* _Short problem_:
Assemble all lines in which the string "Campos" appears.

[Data entries]

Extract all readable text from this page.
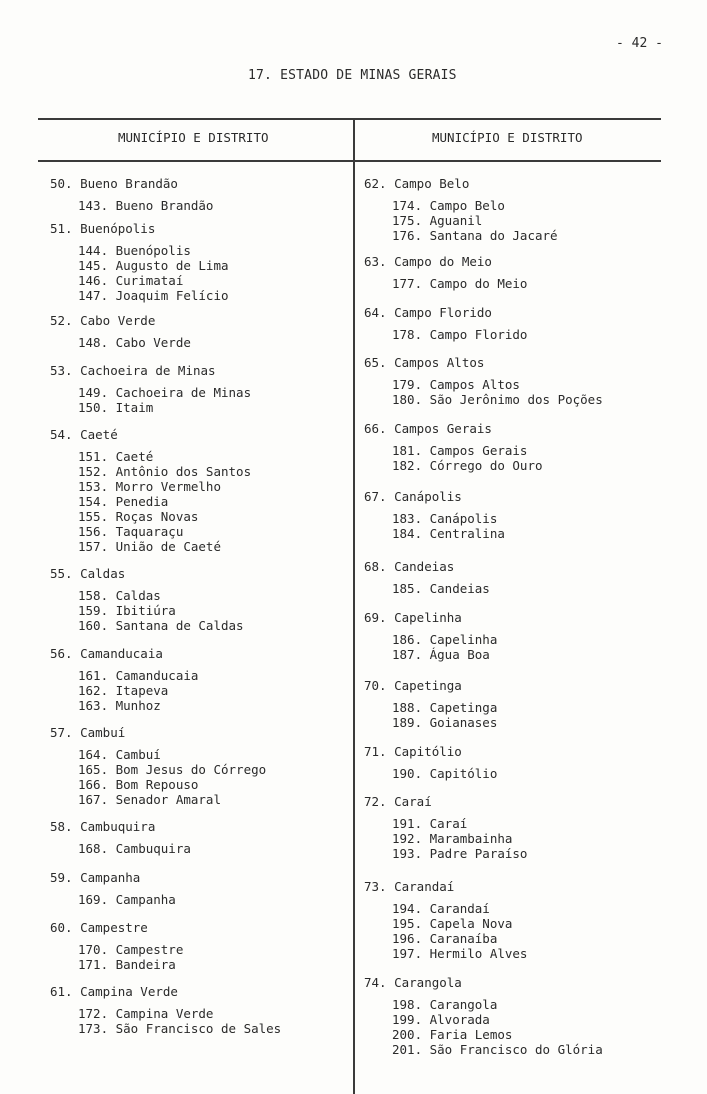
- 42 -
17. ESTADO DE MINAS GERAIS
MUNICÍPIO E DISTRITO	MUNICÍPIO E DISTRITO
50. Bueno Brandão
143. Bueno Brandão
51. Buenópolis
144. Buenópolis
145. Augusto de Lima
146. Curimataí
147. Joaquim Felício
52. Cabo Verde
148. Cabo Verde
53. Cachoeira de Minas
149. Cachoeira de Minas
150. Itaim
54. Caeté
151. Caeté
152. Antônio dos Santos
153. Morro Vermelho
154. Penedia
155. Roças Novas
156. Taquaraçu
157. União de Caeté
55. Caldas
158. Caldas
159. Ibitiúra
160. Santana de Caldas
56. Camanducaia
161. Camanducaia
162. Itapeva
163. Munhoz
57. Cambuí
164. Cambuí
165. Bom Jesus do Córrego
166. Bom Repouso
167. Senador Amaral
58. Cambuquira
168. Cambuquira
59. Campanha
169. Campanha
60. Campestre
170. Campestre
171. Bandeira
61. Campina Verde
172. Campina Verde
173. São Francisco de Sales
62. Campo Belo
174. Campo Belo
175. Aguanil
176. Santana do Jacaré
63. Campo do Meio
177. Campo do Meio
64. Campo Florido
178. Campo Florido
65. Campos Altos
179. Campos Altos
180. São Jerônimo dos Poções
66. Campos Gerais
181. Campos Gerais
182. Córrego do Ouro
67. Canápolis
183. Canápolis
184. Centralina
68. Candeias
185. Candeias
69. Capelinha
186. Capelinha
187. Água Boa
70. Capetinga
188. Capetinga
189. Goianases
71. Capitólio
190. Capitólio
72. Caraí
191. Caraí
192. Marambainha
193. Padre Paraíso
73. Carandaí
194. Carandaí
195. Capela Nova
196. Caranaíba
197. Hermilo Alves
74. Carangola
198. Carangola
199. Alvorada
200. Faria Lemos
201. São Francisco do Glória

* _Solution to the problem_:
65. Campos Altos
179. Campos Altos
66. Campos Gerais
181. Campos Gerais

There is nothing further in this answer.